→ MATERIAL
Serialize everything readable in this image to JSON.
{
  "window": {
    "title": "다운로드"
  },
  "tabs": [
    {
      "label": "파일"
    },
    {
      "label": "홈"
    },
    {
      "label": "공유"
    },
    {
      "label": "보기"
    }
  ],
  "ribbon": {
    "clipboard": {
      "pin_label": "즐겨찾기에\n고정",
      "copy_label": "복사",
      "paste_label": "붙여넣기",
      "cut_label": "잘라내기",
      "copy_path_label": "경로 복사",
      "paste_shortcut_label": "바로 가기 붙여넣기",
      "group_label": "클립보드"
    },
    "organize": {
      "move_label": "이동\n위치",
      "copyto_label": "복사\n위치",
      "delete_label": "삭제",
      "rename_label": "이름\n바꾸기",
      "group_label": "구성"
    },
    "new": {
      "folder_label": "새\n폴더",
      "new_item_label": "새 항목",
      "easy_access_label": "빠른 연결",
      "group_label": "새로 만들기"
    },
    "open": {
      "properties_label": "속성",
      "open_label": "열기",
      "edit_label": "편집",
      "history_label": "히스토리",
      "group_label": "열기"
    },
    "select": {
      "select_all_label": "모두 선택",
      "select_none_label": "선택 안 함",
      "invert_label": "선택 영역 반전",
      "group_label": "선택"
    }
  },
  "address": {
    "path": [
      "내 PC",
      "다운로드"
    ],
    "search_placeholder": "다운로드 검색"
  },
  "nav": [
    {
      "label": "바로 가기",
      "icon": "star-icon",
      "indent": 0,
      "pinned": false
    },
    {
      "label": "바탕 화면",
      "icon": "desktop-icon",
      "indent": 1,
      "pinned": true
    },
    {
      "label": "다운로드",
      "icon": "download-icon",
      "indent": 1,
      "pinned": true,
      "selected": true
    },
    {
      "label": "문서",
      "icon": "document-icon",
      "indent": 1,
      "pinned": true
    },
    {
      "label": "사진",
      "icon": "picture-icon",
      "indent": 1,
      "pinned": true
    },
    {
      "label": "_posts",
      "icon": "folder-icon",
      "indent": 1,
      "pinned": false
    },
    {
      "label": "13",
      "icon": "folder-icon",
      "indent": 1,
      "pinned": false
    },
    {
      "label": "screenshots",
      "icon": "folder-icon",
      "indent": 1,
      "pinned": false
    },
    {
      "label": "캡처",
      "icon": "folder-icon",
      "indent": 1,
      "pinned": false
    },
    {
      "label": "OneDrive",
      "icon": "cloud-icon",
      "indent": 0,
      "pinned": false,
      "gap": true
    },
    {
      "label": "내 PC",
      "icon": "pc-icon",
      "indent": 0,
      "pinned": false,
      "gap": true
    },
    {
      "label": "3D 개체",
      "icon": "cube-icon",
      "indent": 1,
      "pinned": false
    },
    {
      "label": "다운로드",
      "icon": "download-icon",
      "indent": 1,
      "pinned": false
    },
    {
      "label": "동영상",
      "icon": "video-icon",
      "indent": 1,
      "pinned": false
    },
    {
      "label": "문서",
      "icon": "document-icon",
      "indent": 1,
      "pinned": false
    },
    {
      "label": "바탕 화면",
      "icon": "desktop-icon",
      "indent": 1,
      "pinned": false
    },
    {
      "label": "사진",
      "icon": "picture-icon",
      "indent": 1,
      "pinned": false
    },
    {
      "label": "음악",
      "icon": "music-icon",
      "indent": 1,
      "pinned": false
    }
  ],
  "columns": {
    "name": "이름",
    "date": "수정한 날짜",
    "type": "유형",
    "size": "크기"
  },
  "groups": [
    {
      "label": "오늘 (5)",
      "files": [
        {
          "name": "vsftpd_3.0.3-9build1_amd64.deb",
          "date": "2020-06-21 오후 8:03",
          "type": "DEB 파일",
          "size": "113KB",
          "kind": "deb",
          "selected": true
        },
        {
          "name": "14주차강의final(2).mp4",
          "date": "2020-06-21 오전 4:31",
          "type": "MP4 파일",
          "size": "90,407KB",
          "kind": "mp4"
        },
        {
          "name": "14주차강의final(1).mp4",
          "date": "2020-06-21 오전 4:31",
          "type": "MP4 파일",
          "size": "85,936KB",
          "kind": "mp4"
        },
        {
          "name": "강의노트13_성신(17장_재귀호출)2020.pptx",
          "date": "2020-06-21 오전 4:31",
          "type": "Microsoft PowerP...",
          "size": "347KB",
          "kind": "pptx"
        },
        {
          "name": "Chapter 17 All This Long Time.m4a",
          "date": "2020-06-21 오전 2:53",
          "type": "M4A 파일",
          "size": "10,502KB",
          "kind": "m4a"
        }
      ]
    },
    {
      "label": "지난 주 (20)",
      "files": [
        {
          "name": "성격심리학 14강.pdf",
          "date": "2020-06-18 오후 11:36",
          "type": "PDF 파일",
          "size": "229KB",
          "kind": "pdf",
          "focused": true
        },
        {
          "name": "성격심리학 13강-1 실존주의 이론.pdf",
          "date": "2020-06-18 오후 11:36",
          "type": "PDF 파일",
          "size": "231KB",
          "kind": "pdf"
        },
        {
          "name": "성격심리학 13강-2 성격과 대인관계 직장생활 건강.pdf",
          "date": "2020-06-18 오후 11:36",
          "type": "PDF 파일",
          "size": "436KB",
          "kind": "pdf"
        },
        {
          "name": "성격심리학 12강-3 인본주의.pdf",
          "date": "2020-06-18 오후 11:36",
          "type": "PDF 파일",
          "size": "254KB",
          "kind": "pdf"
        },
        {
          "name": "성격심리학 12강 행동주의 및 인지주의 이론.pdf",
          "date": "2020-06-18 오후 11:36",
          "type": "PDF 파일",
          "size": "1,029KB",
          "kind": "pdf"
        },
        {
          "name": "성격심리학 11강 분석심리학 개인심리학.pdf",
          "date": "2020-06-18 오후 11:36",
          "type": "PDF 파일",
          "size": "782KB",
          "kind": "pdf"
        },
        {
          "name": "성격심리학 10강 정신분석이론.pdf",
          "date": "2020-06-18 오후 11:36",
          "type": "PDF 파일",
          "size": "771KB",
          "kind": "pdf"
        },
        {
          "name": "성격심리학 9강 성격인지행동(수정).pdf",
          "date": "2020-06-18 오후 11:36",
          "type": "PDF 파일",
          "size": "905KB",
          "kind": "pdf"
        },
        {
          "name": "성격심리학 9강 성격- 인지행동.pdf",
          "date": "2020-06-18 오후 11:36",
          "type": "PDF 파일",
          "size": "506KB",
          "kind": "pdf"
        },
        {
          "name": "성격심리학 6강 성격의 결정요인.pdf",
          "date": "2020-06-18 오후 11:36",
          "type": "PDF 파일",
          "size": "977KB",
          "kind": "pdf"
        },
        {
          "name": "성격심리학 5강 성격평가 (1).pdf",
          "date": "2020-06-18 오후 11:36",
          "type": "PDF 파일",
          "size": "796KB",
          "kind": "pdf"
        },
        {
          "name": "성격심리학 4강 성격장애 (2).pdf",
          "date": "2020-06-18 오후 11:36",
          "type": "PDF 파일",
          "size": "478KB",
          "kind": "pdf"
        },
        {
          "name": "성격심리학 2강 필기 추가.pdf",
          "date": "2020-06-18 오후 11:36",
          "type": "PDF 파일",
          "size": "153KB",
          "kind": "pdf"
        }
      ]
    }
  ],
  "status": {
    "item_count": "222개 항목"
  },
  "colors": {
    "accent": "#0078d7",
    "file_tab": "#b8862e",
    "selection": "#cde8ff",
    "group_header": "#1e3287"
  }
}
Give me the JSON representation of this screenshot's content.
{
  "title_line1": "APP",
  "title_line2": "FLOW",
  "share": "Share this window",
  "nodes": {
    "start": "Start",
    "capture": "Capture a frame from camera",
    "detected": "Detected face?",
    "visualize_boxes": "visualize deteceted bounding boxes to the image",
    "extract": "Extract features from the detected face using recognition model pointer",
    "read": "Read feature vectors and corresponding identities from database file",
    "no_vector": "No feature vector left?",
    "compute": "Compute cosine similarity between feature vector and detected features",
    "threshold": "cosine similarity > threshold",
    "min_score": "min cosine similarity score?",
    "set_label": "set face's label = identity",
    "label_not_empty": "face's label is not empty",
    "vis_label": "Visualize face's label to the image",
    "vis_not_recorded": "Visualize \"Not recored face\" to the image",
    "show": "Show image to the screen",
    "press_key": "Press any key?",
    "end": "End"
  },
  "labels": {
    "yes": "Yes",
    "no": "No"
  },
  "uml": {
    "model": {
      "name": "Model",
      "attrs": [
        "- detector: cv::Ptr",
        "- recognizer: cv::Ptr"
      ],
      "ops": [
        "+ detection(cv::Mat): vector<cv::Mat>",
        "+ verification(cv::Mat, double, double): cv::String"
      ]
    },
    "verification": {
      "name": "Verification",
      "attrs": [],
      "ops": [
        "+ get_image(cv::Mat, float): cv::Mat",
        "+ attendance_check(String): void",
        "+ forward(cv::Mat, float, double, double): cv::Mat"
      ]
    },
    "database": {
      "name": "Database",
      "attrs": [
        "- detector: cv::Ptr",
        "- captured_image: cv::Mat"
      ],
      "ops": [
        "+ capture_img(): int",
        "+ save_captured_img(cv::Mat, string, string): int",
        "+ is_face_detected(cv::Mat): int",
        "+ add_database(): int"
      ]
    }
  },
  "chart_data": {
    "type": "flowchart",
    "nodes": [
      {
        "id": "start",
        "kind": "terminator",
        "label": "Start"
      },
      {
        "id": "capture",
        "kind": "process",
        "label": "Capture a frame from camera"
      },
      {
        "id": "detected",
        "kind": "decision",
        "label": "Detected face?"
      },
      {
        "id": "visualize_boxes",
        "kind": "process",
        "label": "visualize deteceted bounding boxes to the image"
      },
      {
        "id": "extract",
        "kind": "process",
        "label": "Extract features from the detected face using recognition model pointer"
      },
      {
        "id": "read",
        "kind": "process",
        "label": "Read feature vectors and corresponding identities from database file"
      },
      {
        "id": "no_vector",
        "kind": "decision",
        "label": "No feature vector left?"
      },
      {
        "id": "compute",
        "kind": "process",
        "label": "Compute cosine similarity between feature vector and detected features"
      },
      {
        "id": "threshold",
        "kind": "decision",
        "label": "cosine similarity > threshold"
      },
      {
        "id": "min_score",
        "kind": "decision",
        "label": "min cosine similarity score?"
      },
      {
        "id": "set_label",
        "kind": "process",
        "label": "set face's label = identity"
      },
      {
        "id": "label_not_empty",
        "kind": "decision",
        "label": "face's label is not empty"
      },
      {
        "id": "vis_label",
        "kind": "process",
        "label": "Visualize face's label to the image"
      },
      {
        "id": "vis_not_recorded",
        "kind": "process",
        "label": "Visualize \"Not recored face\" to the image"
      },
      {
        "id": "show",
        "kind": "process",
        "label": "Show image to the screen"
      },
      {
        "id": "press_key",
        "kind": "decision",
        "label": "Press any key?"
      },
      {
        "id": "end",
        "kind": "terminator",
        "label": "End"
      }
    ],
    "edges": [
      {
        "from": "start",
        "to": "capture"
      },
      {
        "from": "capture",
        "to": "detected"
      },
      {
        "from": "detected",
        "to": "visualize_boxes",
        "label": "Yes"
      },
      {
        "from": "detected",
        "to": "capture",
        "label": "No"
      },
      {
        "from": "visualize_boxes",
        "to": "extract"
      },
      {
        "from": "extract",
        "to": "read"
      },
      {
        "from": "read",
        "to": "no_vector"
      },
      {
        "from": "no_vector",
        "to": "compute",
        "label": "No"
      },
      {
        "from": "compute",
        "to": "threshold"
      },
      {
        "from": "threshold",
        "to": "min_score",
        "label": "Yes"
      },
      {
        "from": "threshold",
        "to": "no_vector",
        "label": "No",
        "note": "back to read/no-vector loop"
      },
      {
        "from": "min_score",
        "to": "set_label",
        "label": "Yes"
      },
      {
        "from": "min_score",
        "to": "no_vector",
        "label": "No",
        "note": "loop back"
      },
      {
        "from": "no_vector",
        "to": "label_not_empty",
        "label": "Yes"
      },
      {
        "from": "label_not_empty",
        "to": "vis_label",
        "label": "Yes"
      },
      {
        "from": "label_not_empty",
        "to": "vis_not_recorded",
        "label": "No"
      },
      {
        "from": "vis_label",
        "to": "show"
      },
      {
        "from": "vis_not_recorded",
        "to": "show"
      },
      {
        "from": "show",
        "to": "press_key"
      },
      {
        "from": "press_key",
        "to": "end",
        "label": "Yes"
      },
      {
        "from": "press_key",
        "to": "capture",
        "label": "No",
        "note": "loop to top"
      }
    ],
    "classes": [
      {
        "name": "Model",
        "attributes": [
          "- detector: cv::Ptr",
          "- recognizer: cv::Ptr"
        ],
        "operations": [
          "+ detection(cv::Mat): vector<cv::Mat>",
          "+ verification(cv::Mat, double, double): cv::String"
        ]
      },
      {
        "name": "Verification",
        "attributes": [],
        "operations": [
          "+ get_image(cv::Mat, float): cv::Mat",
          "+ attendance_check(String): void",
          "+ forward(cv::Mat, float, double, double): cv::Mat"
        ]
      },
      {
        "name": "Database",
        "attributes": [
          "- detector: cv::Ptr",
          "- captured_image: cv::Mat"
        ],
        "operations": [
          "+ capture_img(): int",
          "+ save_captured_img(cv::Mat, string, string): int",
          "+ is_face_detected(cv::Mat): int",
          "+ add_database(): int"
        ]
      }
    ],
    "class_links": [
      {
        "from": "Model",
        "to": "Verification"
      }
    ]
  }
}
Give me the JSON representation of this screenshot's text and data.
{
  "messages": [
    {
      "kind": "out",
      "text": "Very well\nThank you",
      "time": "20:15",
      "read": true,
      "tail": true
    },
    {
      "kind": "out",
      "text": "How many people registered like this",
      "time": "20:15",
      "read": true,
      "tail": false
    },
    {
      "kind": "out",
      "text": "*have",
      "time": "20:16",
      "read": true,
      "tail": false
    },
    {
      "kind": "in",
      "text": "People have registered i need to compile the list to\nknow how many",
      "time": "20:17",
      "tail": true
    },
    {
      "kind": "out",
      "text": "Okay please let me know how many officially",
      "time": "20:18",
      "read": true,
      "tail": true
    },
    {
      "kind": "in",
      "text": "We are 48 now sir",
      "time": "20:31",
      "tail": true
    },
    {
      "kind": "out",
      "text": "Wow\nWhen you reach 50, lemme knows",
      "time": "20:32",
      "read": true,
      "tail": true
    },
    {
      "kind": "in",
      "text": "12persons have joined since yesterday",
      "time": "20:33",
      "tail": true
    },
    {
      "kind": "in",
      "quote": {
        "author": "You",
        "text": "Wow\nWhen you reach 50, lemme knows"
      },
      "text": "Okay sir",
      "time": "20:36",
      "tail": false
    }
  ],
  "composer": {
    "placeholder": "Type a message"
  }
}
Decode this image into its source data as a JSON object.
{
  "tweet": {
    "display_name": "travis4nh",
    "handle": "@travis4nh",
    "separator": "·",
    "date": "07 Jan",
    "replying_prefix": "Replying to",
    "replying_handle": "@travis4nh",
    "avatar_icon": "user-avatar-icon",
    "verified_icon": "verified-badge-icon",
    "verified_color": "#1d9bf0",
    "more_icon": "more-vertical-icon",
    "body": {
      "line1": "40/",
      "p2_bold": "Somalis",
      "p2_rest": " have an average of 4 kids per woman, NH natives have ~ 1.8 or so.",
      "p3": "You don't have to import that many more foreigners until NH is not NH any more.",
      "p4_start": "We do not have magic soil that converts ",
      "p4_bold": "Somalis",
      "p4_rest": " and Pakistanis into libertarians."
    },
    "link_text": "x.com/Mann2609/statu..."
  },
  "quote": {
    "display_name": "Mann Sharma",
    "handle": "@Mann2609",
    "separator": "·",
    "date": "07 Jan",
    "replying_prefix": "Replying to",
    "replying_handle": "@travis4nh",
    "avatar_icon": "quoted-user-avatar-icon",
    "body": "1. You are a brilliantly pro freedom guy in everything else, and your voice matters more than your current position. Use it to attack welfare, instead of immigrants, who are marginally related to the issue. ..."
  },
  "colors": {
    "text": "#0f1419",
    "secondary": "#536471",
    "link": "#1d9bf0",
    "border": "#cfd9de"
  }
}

→ WORK TO COMPLETE
Spot every line that holds "body" and copy it.

→ WRITTEN ANSWER
    "body": {
    "body": "1. You are a brilliantly pro freedom guy in everything else, and your voice matters more than your current position. Use it to attack welfare, instead of immigrants, who are marginally related to the issue. ..."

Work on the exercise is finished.